(Dataset excerpt)

- - -

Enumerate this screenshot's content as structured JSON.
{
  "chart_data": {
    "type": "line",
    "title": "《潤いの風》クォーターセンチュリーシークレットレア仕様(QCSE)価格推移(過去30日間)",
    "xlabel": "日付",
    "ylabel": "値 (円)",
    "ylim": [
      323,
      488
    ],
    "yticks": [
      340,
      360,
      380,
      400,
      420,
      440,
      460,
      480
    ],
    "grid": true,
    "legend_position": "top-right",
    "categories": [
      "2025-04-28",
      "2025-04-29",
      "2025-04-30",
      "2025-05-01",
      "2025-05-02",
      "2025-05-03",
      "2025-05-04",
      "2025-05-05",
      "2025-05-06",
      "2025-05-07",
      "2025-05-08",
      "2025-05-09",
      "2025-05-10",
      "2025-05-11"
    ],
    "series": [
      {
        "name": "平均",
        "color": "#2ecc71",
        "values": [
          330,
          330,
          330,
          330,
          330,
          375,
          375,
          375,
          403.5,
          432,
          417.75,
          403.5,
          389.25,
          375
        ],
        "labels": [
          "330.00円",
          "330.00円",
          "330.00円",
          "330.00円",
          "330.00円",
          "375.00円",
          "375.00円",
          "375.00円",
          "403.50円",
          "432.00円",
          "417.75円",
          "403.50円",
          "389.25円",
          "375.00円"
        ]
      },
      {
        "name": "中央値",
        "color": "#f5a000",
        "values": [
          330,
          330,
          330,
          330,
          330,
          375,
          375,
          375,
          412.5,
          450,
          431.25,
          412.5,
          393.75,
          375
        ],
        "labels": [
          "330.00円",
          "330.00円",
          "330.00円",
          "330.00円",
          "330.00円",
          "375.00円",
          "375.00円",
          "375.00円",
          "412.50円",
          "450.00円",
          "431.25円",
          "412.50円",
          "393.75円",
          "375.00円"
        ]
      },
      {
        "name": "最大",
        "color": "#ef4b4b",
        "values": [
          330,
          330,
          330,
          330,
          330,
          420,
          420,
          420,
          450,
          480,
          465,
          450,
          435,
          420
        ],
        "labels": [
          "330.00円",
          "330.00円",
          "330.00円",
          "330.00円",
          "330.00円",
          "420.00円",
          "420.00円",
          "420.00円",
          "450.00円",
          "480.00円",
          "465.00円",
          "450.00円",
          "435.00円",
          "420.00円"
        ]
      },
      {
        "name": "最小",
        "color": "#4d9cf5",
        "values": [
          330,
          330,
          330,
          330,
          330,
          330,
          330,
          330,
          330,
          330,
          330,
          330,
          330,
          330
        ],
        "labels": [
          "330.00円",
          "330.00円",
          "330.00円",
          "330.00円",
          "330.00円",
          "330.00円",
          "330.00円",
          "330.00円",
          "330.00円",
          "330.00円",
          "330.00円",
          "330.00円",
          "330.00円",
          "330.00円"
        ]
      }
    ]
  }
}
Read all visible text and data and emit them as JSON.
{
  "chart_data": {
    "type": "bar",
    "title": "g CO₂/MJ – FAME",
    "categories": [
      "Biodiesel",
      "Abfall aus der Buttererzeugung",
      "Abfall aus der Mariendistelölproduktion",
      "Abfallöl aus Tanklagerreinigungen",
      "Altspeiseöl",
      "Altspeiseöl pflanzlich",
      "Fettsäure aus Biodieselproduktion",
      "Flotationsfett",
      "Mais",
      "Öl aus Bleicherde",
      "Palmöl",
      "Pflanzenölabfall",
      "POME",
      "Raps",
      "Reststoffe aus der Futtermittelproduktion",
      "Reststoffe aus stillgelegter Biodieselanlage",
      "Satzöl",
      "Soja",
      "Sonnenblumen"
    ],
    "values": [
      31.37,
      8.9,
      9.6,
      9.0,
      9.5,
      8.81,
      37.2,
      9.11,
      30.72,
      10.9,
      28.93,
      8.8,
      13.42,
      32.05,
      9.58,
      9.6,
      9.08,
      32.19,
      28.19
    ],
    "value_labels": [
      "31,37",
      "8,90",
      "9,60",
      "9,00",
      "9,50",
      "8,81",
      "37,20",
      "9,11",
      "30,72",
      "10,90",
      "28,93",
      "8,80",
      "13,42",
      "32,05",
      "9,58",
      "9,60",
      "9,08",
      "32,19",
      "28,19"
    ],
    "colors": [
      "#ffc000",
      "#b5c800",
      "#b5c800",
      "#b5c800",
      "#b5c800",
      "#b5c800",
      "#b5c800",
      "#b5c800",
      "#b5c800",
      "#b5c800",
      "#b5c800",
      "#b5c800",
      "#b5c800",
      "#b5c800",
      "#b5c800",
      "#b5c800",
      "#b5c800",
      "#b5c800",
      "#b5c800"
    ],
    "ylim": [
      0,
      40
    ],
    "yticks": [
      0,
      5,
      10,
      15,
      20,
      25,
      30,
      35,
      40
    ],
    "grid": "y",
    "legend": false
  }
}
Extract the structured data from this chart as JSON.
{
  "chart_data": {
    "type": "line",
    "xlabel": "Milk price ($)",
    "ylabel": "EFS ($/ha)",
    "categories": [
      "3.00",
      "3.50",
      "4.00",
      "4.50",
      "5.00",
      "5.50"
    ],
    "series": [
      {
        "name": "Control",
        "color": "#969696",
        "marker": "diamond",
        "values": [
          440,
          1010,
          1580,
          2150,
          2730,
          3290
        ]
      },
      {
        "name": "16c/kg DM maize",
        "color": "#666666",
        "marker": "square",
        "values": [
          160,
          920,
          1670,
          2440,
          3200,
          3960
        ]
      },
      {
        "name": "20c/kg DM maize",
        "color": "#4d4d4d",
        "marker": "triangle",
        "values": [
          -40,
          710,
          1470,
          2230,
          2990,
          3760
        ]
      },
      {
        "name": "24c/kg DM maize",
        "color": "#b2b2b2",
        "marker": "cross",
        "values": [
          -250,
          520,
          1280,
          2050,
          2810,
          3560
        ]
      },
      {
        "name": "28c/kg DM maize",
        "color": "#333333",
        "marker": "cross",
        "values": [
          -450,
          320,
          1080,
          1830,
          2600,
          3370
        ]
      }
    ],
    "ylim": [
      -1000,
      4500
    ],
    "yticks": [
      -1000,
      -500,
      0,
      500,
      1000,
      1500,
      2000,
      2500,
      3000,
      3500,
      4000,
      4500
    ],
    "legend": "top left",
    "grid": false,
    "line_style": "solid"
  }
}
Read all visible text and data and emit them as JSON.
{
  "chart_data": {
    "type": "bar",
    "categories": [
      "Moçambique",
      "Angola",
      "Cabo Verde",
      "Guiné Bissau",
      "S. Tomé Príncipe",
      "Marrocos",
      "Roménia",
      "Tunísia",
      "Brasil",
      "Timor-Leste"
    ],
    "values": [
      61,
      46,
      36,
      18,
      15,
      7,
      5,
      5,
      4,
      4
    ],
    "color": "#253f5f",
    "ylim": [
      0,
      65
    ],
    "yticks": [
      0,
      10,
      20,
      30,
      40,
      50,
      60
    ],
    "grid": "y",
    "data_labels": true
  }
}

- - -

_STATED PROBLEM_. Go through the records and show every line with the string "Altspeiseöl" in it.

_ANSWER IN FULL_.
      "Altspeiseöl",
      "Altspeiseöl pflanzlich",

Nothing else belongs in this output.